What you have to do: Show every line of the records below that contains the word "button".

Exercise inputs:
* * *

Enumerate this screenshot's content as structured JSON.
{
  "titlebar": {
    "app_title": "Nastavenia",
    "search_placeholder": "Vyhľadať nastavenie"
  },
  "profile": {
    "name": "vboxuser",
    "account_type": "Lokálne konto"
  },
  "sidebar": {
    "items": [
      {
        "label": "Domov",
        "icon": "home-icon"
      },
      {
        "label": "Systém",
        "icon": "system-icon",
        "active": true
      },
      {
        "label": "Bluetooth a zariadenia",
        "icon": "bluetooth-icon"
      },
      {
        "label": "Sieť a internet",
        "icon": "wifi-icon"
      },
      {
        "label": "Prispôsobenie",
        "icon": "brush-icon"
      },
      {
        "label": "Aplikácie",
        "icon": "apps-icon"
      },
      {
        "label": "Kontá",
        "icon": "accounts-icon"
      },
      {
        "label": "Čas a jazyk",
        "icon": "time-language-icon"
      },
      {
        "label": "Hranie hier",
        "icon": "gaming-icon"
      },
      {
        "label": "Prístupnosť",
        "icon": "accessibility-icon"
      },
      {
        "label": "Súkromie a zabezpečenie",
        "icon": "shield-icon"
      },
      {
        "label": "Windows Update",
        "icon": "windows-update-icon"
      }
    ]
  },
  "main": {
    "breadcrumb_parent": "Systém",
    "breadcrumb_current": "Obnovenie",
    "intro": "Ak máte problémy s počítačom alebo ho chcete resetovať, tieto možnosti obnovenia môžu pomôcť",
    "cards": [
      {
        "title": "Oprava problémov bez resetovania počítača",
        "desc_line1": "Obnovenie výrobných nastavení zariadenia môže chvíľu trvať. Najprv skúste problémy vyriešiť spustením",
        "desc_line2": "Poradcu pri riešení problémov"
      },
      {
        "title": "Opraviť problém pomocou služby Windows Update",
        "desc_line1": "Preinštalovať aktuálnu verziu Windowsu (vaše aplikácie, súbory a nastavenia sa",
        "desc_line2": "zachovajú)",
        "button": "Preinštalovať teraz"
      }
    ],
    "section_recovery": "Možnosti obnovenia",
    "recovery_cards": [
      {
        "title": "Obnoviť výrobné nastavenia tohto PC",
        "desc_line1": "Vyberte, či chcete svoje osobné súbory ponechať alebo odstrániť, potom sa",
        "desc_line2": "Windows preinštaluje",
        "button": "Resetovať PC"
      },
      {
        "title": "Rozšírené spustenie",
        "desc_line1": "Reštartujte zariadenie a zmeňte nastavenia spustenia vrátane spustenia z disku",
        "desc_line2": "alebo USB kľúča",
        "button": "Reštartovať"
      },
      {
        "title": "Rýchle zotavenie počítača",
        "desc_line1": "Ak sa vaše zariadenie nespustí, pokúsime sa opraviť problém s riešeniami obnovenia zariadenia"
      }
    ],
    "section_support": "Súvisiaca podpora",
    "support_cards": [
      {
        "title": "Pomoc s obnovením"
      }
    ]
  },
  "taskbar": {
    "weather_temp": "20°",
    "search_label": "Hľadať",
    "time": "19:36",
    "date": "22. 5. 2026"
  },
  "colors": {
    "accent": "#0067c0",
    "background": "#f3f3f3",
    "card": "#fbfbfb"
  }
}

* * *

Task solution:
        "button": "Preinštalovať teraz"
        "button": "Resetovať PC"
        "button": "Reštartovať"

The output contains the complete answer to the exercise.